_Stated problem:_ How many lines in this data contain the string "chuộc"? Reply with the number only.

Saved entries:
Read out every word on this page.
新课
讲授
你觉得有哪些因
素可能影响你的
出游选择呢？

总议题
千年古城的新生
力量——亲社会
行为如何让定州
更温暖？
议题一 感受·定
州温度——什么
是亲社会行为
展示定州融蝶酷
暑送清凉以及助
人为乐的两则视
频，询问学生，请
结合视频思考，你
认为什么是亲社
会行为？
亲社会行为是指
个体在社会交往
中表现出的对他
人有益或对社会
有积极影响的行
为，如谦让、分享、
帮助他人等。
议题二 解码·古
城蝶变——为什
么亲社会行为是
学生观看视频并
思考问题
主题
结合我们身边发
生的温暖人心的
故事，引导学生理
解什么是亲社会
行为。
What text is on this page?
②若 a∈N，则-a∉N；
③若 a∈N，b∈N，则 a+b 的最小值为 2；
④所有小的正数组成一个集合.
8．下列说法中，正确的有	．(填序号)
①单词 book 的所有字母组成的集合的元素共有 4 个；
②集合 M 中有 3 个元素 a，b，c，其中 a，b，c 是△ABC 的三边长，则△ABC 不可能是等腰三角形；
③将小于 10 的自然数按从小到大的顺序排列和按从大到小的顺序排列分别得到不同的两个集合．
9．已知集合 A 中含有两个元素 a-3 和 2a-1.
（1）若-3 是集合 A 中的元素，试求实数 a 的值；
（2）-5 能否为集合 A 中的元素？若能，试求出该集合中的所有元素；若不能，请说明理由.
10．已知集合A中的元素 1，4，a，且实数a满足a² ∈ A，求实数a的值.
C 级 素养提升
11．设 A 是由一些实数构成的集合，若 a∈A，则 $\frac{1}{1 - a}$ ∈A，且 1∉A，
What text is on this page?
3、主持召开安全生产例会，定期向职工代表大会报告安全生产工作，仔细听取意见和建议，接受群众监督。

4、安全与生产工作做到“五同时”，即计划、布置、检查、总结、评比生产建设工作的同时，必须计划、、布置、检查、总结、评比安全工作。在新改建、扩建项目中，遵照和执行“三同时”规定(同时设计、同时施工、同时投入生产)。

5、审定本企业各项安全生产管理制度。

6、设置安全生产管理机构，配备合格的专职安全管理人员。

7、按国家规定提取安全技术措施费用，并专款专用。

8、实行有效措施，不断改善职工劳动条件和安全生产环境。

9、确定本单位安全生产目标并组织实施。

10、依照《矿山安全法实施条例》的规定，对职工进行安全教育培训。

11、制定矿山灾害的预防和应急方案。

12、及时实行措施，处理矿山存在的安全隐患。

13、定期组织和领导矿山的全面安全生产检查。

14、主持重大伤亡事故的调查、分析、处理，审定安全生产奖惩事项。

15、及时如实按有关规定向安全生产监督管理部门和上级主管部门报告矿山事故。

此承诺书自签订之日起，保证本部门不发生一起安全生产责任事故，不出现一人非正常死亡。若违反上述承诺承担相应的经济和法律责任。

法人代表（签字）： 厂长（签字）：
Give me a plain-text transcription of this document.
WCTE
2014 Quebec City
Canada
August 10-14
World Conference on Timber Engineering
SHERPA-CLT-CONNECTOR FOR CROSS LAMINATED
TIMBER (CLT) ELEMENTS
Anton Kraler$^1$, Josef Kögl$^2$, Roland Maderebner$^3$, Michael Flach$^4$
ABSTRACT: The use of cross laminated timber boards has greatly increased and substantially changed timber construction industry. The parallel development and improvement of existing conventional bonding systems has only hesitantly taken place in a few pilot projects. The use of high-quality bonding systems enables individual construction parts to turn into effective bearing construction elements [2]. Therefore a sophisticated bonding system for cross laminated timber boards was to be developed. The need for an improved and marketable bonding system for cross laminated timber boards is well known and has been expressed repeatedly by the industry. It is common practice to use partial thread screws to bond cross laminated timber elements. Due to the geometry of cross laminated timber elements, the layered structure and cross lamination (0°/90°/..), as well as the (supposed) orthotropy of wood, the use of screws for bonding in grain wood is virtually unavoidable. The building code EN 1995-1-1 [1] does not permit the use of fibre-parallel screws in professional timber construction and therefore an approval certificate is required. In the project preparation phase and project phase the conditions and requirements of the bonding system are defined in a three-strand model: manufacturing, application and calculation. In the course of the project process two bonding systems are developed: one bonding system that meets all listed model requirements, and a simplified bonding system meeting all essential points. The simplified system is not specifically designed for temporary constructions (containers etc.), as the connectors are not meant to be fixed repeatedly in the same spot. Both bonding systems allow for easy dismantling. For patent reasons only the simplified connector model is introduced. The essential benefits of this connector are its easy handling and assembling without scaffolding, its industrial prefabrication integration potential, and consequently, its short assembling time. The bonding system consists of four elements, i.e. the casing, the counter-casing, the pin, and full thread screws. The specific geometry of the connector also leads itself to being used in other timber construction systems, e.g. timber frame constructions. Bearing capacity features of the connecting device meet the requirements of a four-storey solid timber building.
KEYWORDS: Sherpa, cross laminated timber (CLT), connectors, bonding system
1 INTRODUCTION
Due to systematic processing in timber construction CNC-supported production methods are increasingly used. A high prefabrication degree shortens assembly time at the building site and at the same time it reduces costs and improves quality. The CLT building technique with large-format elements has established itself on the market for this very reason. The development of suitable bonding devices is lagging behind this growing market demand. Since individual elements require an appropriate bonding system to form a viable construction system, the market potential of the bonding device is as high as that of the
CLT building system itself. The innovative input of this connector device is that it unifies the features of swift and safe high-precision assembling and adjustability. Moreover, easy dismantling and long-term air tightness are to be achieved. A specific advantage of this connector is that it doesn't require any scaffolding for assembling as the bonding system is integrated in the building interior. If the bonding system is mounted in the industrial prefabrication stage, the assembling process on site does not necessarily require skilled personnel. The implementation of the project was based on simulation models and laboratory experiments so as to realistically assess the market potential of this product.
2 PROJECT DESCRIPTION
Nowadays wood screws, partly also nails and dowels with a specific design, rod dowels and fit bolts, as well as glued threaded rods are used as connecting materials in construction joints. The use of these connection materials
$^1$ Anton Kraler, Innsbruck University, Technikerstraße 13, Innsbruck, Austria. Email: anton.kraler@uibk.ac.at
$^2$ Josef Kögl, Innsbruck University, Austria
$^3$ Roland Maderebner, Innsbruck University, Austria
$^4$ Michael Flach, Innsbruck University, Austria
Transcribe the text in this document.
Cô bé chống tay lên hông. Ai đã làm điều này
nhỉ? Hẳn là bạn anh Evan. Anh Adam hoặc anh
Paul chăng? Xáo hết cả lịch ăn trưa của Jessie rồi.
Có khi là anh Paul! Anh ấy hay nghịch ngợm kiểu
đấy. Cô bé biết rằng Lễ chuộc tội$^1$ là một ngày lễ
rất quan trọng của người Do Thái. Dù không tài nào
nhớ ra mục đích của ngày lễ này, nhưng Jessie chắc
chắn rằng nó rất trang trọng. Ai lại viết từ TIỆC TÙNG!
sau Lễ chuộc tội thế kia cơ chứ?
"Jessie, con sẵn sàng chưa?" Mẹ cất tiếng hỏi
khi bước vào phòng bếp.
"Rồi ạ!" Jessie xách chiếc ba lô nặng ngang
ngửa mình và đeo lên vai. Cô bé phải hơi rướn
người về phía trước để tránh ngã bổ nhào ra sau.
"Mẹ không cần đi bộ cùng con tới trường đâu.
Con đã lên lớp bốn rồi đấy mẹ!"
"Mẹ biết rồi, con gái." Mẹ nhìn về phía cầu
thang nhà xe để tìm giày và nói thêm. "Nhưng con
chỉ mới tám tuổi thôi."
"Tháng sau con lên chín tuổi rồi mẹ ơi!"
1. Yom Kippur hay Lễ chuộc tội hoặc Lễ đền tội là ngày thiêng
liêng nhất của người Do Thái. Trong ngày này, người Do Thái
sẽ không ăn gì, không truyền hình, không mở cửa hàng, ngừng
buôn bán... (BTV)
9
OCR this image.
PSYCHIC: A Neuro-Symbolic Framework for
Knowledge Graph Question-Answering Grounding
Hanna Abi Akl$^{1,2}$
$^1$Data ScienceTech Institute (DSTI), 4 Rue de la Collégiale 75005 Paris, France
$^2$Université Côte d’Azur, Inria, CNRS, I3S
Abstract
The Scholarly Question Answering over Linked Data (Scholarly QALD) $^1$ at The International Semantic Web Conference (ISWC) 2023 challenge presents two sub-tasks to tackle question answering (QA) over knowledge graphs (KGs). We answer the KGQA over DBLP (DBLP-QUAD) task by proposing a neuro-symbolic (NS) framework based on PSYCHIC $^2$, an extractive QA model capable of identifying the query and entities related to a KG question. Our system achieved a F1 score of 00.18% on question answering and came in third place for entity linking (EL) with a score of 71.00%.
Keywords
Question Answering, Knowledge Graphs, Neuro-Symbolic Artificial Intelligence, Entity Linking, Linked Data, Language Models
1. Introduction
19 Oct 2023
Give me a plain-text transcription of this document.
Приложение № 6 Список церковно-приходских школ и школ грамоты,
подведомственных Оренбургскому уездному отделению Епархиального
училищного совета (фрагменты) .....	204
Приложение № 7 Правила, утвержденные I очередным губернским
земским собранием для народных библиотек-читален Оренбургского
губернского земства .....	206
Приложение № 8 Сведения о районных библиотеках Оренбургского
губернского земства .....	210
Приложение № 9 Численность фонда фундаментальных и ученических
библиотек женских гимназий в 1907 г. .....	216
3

_Answer for this exercise:_ 3